Search the data below for "Process"; list each line that holds it.

_ _ _

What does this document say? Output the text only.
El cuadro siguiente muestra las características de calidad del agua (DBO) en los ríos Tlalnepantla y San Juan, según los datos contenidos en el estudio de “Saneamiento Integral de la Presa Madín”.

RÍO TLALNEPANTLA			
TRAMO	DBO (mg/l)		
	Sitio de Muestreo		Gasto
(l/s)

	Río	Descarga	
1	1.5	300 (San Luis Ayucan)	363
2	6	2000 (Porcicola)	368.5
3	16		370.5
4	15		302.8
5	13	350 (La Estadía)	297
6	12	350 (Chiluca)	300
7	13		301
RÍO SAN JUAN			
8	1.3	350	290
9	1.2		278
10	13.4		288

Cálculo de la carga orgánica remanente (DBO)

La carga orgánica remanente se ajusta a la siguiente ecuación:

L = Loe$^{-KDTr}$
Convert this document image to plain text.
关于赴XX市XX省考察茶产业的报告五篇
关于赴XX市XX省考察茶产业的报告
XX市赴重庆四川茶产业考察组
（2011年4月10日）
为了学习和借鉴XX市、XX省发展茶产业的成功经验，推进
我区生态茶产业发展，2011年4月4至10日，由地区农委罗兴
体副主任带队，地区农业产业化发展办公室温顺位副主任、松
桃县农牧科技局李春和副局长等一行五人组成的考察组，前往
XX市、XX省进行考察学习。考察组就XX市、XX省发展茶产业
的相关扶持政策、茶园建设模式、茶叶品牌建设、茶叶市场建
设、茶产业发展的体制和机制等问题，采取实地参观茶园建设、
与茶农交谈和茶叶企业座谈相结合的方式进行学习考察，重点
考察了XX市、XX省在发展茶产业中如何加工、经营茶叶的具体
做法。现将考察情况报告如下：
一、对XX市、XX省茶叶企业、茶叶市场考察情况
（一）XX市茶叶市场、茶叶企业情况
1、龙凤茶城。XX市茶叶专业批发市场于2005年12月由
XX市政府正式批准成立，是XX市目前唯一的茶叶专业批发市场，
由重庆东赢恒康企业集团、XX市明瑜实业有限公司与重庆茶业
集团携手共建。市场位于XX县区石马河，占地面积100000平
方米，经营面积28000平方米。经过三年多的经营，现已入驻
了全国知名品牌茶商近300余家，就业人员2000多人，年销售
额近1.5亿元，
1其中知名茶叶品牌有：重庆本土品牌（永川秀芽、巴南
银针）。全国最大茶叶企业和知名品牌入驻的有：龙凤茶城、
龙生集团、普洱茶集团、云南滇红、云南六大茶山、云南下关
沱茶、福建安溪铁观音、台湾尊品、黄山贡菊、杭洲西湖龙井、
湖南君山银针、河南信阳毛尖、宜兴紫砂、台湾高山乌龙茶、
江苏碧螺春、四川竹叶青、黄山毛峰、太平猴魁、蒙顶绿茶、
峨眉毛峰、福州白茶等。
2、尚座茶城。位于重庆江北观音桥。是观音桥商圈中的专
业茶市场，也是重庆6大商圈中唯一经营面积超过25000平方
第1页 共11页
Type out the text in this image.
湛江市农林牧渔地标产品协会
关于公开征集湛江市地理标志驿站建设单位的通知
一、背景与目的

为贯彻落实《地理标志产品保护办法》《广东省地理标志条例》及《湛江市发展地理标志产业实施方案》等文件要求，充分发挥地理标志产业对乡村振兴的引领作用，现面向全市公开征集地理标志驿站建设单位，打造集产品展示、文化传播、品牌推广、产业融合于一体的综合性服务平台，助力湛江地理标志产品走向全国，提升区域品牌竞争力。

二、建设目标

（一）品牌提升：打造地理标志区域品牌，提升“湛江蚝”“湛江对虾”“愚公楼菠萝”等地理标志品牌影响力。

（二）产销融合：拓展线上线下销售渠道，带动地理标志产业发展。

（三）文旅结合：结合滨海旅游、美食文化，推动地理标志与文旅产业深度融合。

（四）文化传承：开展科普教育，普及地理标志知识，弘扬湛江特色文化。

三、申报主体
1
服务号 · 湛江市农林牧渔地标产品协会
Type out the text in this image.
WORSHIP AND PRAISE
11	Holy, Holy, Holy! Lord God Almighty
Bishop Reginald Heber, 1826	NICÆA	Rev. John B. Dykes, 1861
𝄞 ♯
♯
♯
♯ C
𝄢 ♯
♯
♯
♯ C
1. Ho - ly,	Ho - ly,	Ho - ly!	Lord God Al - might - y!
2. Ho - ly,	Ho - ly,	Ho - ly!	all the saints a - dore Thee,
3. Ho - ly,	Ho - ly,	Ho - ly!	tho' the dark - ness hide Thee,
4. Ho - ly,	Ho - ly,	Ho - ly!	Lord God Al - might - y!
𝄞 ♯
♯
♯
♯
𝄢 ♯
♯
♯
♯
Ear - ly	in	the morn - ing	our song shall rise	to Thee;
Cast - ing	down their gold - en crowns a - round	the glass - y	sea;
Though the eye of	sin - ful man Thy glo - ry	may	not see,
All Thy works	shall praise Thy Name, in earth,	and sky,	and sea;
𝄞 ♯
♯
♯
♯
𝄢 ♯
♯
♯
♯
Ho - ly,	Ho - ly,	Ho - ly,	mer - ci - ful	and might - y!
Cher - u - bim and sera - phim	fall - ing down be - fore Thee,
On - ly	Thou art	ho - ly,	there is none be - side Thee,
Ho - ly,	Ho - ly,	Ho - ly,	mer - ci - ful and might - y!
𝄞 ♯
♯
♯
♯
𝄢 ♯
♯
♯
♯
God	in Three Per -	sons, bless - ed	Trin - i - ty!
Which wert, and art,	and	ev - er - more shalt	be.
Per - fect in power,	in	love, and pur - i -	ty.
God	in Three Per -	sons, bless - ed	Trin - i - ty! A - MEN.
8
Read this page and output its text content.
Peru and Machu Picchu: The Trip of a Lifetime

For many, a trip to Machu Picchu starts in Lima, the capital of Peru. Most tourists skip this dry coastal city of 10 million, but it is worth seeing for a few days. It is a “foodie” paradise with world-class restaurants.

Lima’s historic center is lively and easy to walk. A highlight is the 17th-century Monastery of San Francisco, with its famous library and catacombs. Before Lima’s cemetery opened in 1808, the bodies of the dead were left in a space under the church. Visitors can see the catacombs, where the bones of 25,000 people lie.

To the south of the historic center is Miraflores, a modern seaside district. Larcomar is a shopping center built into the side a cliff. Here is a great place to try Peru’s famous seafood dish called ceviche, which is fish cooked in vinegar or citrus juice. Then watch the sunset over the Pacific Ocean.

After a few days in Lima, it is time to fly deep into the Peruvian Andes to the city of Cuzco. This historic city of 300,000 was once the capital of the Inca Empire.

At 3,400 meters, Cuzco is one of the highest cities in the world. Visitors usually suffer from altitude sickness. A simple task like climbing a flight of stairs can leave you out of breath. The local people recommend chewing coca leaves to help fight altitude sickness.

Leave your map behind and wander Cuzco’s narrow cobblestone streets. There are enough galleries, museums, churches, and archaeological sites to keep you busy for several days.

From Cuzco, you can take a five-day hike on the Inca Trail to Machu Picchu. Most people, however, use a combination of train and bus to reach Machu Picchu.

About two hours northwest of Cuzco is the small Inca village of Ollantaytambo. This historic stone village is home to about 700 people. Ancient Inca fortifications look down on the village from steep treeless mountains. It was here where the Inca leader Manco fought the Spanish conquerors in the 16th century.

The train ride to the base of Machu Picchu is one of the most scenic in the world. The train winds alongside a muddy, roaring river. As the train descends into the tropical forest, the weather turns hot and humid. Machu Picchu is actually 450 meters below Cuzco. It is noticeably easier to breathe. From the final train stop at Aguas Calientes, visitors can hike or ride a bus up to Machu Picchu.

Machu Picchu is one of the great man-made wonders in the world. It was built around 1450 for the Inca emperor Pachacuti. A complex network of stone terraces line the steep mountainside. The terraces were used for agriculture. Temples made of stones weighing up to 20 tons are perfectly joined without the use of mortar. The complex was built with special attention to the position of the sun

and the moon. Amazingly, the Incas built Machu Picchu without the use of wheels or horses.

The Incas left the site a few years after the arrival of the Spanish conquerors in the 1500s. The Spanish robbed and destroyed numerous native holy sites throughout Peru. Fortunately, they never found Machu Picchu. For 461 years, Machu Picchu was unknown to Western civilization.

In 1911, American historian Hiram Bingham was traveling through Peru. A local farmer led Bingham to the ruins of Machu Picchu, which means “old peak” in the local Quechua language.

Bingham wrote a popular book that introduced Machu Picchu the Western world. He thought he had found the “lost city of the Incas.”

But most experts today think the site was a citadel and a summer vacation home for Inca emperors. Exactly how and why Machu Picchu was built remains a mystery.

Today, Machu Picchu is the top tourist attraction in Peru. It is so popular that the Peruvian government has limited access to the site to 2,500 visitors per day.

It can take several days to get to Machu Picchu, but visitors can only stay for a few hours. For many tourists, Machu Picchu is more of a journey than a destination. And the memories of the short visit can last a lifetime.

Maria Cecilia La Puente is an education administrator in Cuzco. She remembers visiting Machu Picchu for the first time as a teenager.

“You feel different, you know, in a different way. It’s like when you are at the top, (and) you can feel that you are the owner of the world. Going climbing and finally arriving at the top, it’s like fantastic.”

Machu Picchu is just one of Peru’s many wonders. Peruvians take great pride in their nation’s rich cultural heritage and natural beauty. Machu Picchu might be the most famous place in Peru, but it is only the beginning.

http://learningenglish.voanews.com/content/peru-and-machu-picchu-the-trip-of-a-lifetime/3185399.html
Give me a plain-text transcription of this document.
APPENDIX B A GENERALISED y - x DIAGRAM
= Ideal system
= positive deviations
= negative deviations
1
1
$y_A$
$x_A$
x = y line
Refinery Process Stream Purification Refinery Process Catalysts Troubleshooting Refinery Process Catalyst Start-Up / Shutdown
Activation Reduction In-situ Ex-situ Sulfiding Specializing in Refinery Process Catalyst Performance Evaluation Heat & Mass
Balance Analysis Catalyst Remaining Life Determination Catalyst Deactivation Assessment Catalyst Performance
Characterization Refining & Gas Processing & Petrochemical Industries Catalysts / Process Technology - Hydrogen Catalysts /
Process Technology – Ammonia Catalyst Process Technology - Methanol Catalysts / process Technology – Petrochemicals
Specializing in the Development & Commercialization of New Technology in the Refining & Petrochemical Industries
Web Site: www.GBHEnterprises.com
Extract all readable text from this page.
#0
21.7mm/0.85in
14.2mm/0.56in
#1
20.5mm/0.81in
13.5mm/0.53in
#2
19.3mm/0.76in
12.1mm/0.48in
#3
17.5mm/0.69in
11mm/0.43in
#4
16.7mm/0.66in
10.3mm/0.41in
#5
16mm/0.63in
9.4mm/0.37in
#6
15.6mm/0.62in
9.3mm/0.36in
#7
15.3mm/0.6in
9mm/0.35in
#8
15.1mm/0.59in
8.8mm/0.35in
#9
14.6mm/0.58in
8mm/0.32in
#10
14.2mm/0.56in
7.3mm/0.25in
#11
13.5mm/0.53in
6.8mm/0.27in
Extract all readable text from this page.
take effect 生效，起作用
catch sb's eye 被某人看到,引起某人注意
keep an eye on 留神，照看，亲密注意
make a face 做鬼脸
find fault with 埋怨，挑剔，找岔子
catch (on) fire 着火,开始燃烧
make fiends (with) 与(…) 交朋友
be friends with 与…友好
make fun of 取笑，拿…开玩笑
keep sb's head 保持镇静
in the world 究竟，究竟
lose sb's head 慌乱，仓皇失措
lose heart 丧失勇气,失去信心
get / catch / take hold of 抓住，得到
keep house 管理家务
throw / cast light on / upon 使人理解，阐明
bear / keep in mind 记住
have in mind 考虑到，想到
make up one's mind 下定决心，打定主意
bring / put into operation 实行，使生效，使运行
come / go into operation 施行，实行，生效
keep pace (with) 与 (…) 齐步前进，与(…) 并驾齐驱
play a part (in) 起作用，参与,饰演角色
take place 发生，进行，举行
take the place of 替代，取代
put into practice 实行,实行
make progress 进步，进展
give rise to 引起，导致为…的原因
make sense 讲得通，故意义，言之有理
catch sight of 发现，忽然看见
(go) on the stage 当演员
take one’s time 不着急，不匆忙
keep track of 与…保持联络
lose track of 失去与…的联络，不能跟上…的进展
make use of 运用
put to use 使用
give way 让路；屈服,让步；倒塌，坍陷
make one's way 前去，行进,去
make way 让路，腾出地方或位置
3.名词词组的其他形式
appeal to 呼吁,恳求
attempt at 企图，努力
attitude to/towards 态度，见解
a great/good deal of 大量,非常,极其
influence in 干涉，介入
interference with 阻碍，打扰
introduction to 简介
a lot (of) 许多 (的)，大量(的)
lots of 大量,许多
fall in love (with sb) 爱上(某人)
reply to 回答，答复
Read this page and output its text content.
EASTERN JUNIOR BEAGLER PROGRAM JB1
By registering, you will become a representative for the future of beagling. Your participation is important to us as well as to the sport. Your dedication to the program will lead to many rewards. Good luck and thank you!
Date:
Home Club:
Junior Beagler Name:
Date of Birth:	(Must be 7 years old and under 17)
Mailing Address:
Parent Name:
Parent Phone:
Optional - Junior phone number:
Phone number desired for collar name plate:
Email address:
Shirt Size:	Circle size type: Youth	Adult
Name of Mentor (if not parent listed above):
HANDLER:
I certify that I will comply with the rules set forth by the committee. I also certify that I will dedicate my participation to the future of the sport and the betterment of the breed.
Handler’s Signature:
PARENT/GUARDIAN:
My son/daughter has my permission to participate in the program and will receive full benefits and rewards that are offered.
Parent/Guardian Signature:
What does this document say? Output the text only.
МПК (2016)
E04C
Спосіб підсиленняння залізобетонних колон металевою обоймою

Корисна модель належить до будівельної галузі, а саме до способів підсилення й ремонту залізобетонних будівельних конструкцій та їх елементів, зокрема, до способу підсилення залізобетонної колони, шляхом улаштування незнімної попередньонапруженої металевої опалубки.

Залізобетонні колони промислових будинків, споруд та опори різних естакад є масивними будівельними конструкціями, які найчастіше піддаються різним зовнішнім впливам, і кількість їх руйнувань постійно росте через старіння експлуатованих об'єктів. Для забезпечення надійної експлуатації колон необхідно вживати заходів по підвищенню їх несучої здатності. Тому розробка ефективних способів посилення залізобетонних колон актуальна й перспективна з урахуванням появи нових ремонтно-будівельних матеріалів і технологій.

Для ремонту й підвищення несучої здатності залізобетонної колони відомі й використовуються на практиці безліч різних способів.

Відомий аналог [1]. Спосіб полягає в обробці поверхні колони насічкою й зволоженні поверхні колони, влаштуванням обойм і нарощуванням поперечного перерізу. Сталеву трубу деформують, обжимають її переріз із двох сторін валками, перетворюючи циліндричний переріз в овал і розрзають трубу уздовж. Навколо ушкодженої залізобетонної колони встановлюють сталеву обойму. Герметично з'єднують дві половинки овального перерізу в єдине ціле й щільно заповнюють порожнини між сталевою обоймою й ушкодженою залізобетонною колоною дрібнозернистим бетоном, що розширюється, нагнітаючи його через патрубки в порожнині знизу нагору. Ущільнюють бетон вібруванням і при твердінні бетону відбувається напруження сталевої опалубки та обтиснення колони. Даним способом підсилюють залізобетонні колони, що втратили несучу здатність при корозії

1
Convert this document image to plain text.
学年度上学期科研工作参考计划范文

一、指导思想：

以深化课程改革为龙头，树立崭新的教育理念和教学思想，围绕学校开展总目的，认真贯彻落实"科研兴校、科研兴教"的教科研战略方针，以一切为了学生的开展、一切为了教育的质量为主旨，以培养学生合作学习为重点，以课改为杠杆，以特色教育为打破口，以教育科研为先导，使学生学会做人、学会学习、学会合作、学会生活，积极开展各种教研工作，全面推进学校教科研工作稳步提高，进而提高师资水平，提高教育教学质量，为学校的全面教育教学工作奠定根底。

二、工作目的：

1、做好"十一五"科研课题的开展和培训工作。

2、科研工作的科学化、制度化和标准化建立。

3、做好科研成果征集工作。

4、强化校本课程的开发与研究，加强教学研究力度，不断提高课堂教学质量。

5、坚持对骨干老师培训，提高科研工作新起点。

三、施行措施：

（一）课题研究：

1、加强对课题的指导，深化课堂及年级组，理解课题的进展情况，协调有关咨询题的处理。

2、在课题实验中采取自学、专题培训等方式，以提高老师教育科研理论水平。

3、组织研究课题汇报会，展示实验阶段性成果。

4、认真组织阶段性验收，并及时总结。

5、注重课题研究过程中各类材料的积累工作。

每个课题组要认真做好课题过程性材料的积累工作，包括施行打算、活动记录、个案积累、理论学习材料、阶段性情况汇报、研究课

_ _ _

Output for this exercise >>
Refinery Process Stream Purification Refinery Process Catalysts Troubleshooting Refinery Process Catalyst Start-Up / Shutdown
Activation Reduction In-situ Ex-situ Sulfiding Specializing in Refinery Process Catalyst Performance Evaluation Heat & Mass
Characterization Refining & Gas Processing & Petrochemical Industries Catalysts / Process Technology - Hydrogen Catalysts /
Process Technology – Ammonia Catalyst Process Technology - Methanol Catalysts / process Technology – Petrochemicals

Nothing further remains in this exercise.